** WHAT THE TASK ASKS **
Print, please, the line that contains "Decode this image" and each line after it to the end of the entries, unchanged and with nothing else.

** ENTRIES PROVIDED **
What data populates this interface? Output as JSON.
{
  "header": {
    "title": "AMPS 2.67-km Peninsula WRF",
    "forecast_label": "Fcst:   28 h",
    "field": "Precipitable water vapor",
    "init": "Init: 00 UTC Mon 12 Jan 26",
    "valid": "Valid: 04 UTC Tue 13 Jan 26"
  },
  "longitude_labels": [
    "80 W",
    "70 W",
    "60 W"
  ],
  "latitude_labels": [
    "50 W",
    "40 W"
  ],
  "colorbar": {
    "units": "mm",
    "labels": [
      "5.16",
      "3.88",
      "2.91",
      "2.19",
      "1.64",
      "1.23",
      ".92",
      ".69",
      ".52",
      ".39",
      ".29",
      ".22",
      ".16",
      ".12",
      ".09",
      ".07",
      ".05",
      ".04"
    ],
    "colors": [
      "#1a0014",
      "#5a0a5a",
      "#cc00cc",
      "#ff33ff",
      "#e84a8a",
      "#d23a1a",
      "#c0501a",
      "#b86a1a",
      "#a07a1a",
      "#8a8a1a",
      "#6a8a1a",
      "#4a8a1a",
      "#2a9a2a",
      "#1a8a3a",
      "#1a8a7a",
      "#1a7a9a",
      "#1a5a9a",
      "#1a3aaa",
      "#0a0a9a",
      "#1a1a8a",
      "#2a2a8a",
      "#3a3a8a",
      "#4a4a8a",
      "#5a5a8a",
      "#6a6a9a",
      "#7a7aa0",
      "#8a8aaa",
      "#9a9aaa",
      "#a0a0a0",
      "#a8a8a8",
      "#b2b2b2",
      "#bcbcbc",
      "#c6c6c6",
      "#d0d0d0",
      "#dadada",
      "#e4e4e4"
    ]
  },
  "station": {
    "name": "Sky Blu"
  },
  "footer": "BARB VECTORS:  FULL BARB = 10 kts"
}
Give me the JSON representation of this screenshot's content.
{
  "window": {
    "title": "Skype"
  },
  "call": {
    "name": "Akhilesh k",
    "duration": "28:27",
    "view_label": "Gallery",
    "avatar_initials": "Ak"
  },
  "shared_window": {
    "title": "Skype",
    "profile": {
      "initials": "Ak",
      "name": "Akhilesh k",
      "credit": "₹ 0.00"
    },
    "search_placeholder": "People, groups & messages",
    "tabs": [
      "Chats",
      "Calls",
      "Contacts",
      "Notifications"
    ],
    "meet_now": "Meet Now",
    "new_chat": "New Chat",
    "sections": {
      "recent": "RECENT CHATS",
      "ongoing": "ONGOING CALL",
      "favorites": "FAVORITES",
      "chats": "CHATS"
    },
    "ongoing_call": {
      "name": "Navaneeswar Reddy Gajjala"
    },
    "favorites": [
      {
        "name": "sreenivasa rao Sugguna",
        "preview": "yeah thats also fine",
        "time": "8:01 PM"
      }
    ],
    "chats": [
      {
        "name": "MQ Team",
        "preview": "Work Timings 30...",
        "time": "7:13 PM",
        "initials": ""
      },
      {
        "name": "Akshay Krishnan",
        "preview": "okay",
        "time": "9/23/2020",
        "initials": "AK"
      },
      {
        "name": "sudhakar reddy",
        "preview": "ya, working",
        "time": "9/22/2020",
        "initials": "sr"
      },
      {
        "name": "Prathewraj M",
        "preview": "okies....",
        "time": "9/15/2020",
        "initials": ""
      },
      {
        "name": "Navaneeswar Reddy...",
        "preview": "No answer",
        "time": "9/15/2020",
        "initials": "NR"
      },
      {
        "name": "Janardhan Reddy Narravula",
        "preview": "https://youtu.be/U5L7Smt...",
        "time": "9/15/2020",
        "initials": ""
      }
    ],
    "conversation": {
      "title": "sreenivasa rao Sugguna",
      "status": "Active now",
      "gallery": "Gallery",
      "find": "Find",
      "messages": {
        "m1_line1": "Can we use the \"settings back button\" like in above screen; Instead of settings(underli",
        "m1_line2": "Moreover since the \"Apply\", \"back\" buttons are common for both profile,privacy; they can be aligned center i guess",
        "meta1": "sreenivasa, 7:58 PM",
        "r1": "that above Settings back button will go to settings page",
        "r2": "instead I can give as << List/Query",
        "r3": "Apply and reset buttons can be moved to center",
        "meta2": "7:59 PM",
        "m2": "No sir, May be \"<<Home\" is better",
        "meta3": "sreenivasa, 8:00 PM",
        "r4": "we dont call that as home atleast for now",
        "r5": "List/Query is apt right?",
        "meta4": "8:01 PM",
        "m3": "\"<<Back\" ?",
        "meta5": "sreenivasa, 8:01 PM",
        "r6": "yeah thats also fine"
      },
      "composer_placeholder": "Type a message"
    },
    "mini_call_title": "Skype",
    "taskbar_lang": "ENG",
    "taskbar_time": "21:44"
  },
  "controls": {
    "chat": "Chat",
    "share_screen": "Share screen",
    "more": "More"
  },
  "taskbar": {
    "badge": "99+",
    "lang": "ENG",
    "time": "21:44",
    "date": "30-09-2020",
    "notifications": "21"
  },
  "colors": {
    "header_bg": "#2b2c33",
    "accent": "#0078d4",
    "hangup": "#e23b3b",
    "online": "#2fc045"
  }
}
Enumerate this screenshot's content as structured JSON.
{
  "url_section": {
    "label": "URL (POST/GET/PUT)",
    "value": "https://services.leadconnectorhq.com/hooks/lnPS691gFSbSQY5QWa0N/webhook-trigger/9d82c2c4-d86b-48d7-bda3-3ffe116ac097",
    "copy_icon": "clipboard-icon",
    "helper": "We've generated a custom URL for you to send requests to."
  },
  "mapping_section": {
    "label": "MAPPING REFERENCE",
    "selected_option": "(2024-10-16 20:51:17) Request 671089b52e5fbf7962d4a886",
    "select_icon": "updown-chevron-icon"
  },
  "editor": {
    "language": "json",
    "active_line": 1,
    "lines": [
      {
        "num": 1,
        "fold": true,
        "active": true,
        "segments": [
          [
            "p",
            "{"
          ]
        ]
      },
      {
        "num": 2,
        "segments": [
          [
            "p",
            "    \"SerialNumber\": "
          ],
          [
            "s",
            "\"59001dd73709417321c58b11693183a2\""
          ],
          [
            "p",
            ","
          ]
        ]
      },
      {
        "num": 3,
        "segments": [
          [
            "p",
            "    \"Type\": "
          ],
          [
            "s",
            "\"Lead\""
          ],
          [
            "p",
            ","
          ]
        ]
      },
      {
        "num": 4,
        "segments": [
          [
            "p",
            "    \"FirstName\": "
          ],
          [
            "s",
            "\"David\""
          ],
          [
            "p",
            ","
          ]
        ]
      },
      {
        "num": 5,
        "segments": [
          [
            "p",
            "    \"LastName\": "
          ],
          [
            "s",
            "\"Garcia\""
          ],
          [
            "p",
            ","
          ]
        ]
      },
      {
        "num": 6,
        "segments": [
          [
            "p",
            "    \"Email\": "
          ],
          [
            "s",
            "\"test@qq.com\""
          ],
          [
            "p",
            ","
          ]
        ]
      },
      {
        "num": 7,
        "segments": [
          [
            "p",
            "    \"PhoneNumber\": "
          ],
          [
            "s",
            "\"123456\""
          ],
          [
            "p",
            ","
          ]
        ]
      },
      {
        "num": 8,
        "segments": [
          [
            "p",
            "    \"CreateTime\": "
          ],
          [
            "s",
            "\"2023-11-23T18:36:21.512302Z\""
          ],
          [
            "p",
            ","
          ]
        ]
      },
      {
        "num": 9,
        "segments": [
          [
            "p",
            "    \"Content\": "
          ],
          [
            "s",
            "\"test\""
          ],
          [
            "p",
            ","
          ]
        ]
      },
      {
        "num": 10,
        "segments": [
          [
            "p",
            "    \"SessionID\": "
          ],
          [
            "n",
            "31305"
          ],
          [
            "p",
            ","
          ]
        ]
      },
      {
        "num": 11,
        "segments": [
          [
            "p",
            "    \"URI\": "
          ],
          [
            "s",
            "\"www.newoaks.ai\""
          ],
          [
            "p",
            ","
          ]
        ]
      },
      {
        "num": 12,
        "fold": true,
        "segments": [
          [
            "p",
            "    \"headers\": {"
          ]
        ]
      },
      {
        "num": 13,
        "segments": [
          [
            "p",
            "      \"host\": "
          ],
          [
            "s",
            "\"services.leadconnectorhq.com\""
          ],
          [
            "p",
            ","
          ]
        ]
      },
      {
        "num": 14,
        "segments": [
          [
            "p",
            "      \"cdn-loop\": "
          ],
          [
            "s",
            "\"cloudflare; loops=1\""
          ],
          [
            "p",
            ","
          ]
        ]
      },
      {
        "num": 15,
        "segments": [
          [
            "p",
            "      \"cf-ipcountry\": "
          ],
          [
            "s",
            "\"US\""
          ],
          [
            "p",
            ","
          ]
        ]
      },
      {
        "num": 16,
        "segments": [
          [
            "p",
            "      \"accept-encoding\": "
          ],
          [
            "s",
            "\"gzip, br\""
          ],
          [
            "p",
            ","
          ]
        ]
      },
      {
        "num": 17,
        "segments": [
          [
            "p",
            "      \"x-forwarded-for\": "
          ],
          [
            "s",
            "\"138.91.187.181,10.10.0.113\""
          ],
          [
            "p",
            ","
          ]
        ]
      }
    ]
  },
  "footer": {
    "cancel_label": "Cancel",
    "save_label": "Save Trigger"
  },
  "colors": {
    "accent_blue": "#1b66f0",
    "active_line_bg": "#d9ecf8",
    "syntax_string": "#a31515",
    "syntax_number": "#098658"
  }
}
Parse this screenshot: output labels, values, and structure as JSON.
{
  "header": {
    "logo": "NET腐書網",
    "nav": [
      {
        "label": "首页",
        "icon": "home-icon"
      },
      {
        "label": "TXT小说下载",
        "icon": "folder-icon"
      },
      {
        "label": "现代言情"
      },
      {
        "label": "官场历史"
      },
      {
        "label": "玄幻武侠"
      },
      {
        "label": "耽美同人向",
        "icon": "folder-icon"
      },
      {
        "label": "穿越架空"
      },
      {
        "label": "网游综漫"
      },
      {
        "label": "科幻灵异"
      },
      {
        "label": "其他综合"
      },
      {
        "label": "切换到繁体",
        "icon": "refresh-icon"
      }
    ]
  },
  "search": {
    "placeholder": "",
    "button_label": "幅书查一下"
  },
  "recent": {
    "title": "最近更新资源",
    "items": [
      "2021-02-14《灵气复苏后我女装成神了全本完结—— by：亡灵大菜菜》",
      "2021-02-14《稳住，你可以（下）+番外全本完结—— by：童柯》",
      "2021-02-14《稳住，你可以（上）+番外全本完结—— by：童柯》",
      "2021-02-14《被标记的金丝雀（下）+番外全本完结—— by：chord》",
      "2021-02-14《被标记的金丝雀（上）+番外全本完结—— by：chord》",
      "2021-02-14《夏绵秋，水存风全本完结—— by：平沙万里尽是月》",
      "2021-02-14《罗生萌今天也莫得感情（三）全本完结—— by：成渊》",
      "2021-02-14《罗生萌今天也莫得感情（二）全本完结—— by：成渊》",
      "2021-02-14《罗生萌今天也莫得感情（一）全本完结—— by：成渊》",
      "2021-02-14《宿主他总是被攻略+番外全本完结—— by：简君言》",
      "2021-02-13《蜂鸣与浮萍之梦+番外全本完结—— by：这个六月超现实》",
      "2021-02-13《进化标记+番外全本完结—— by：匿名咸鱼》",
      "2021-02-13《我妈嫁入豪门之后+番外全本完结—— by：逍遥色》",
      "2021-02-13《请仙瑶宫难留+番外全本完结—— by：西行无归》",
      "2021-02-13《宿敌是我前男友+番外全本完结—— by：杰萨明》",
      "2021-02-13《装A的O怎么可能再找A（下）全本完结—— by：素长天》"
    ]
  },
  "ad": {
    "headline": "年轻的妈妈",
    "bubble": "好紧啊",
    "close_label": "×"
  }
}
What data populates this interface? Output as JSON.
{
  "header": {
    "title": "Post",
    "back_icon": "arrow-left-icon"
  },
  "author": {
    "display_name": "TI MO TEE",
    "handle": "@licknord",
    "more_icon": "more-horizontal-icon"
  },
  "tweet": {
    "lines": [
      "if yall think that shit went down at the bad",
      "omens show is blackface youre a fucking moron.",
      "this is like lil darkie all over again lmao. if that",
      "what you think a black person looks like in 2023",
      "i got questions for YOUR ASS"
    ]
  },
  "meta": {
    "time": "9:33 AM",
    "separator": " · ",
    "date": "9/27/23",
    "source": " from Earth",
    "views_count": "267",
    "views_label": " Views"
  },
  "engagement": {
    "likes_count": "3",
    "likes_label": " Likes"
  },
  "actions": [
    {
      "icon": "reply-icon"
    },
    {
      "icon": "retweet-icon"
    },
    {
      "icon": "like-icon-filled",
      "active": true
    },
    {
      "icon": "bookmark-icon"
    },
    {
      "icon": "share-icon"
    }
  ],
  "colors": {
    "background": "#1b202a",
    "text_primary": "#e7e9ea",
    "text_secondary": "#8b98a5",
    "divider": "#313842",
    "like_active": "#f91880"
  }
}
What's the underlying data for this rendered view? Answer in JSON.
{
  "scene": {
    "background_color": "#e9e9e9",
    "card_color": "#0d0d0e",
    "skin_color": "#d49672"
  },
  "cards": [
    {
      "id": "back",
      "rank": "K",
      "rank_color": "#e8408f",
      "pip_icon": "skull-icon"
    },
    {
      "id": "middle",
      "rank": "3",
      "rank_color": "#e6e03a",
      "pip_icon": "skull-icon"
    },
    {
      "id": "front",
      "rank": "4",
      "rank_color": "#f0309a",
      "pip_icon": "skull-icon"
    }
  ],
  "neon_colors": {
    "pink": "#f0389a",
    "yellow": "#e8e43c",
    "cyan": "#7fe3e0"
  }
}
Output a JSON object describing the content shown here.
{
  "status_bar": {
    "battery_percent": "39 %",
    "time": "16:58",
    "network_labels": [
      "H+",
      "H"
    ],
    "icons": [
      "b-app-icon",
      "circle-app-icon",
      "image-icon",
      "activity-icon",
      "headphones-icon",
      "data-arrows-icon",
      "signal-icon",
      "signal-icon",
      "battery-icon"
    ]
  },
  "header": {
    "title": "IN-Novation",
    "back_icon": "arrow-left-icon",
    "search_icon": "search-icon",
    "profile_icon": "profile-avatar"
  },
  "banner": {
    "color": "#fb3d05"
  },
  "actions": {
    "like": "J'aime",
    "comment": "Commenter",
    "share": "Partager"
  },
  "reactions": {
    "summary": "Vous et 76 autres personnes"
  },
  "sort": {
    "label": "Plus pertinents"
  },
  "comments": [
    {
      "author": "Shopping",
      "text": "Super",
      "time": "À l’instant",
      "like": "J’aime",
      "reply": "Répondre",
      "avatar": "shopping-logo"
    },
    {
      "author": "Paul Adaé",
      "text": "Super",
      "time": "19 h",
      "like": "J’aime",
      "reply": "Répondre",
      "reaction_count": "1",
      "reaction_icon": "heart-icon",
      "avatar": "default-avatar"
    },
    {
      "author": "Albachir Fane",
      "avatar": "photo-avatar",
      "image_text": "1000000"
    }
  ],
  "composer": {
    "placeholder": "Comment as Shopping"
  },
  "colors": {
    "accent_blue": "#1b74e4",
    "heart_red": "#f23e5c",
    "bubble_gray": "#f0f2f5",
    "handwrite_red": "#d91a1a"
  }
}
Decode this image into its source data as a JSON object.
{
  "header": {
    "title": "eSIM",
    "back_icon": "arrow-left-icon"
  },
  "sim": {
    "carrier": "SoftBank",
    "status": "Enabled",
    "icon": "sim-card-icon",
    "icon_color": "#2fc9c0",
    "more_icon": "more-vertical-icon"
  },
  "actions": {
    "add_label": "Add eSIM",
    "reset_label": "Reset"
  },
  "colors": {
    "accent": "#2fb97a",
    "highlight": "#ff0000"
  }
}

** RESULT OF THIS EXERCISE **
Decode this image into its source data as a JSON object.
{
  "header": {
    "title": "eSIM",
    "back_icon": "arrow-left-icon"
  },
  "sim": {
    "carrier": "SoftBank",
    "status": "Enabled",
    "icon": "sim-card-icon",
    "icon_color": "#2fc9c0",
    "more_icon": "more-vertical-icon"
  },
  "actions": {
    "add_label": "Add eSIM",
    "reset_label": "Reset"
  },
  "colors": {
    "accent": "#2fb97a",
    "highlight": "#ff0000"
  }
}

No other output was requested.